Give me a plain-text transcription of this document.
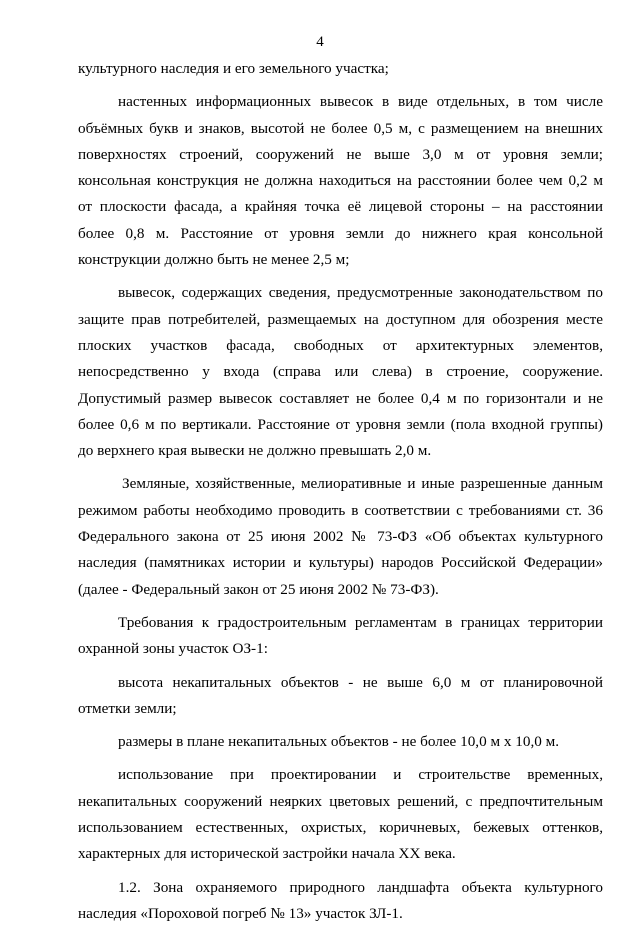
4
культурного наследия и его земельного участка;
настенных информационных вывесок в виде отдельных, в том числе
объёмных букв и знаков, высотой не более 0,5 м, с размещением на внешних
поверхностях строений, сооружений не выше 3,0 м от уровня земли;
консольная конструкция не должна находиться на расстоянии более чем 0,2 м
от плоскости фасада, а крайняя точка её лицевой стороны – на расстоянии
более 0,8 м. Расстояние от уровня земли до нижнего края консольной
конструкции должно быть не менее 2,5 м;
вывесок, содержащих сведения, предусмотренные законодательством по
защите прав потребителей, размещаемых на доступном для обозрения месте
плоских участков фасада, свободных от архитектурных элементов,
непосредственно у входа (справа или слева) в строение, сооружение.
Допустимый размер вывесок составляет не более 0,4 м по горизонтали и не
более 0,6 м по вертикали. Расстояние от уровня земли (пола входной группы)
до верхнего края вывески не должно превышать 2,0 м.
Земляные, хозяйственные, мелиоративные и иные разрешенные данным
режимом работы необходимо проводить в соответствии с требованиями ст. 36
Федерального закона от 25 июня 2002 № 73-ФЗ «Об объектах культурного
наследия (памятниках истории и культуры) народов Российской Федерации»
(далее - Федеральный закон от 25 июня 2002 № 73-ФЗ).
Требования к градостроительным регламентам в границах территории
охранной зоны участок ОЗ-1:
высота некапитальных объектов - не выше 6,0 м от планировочной
отметки земли;
размеры в плане некапитальных объектов - не более 10,0 м х 10,0 м.
использование при проектировании и строительстве временных,
некапитальных сооружений неярких цветовых решений, с предпочтительным
использованием естественных, охристых, коричневых, бежевых оттенков,
характерных для исторической застройки начала XX века.
1.2. Зона охраняемого природного ландшафта объекта культурного
наследия «Пороховой погреб № 13» участок ЗЛ-1.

+++++

Read through the lines above and collect those that contain the string "края".

более 0,8 м. Расстояние от уровня земли до нижнего края консольной
до верхнего края вывески не должно превышать 2,0 м.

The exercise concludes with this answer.